Find how many lines in the data below mention "screenshot". Give the number only.

### EXERCISE INPUT
(begin)

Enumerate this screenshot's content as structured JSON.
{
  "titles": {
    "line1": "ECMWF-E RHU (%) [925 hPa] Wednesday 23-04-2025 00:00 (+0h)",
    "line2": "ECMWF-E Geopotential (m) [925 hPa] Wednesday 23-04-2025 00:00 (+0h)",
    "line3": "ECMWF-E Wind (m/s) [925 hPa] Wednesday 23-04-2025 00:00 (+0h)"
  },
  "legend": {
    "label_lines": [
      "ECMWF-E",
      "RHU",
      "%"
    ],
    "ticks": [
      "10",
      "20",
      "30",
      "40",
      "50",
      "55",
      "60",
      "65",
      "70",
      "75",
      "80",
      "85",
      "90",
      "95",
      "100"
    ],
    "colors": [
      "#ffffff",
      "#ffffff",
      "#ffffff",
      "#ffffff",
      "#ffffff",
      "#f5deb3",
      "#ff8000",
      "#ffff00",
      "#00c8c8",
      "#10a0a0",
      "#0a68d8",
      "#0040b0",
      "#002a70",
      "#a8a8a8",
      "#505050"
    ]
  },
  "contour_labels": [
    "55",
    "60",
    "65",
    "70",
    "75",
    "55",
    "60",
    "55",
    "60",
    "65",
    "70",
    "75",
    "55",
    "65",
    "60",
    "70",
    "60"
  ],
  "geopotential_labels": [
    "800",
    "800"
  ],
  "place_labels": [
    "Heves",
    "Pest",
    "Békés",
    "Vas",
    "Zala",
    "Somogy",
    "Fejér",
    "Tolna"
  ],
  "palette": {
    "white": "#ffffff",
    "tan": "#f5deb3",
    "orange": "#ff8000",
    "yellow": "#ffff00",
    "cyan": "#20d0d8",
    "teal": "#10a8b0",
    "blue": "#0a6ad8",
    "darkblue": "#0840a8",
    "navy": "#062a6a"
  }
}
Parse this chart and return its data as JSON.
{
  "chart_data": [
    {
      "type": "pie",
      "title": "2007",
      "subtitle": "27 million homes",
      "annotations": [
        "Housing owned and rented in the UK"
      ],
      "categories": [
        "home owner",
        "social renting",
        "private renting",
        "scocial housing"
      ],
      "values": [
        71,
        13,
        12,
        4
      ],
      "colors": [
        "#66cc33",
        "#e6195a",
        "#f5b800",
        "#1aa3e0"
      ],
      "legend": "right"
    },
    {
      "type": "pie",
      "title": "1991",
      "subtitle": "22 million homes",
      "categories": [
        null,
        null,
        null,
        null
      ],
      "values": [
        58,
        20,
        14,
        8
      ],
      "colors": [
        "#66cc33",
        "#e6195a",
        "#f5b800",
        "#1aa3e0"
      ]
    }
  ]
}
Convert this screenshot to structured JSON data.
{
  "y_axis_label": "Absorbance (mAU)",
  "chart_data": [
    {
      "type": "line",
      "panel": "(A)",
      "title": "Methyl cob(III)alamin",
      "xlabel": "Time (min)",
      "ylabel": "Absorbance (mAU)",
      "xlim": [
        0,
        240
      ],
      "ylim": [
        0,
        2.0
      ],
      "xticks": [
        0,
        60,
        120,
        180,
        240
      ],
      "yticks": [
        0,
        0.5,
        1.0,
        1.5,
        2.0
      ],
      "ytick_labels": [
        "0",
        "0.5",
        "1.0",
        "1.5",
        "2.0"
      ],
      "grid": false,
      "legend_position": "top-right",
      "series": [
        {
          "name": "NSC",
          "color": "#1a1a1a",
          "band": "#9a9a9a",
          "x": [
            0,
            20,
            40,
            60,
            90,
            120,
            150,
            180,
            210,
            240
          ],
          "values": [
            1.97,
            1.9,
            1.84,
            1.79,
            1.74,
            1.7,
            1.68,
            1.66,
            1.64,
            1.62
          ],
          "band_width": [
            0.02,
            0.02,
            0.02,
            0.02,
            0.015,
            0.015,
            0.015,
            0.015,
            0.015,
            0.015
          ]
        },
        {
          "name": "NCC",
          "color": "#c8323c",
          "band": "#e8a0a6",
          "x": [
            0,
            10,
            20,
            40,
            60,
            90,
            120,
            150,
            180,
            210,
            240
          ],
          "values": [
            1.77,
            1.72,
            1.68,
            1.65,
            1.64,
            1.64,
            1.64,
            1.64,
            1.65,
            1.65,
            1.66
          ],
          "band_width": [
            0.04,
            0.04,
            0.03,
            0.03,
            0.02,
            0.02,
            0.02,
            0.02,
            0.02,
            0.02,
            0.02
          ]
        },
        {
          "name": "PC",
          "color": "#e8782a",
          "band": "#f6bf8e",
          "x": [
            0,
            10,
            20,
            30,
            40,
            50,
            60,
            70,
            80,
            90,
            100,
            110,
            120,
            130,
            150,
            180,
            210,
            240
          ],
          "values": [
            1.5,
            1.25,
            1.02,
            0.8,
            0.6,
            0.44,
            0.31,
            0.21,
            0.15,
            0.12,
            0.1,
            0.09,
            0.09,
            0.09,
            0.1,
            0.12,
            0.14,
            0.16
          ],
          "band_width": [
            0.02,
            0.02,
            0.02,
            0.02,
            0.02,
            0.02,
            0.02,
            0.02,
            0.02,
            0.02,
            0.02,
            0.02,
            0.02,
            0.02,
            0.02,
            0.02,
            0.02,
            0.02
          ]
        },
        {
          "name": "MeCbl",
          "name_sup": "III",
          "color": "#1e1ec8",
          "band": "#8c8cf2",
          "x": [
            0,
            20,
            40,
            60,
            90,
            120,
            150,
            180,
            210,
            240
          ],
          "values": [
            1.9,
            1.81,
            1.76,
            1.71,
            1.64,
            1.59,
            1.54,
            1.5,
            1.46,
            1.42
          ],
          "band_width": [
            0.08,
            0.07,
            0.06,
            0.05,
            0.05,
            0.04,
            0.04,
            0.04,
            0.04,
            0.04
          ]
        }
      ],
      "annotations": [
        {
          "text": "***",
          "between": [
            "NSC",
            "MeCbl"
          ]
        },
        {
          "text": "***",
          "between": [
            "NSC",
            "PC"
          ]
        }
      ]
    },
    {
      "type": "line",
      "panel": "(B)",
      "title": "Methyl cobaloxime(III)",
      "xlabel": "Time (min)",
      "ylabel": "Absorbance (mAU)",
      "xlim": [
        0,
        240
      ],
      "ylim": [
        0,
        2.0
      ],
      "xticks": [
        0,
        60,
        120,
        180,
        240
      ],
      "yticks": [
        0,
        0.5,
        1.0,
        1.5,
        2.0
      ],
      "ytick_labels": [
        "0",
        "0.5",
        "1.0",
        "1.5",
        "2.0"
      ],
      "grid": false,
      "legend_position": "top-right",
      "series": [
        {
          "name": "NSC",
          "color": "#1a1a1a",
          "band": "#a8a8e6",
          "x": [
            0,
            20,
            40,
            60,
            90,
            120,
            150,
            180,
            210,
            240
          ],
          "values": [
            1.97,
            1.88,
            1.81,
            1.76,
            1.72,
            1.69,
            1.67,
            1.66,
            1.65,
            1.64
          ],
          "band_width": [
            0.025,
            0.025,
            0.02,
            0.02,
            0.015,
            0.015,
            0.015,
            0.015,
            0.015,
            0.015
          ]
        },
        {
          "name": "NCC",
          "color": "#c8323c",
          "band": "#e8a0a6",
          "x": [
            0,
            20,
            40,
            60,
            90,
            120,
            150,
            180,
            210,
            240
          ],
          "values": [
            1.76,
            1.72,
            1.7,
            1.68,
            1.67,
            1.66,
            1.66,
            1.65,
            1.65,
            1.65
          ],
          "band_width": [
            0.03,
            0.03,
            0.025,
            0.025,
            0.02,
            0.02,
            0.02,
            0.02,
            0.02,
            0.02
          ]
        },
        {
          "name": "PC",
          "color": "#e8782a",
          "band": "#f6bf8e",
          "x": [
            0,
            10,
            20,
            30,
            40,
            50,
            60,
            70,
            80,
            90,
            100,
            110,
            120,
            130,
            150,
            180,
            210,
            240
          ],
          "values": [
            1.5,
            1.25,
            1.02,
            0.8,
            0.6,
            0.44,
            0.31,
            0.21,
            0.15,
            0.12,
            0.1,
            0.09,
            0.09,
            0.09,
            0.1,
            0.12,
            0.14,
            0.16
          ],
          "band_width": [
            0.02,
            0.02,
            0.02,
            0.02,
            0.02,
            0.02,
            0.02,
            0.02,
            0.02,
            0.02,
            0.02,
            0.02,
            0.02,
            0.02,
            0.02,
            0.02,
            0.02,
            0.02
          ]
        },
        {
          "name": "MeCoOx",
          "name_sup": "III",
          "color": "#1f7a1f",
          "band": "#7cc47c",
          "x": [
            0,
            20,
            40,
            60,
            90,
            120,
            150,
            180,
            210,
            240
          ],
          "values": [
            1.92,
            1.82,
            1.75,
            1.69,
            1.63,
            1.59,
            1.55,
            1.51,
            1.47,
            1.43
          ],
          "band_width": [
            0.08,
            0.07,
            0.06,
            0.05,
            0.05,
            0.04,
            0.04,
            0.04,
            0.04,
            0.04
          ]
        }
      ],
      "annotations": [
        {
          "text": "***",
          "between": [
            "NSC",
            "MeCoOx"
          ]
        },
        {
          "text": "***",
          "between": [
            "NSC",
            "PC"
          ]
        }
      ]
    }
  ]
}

(end)

### ANSWER FOR THE TASK
2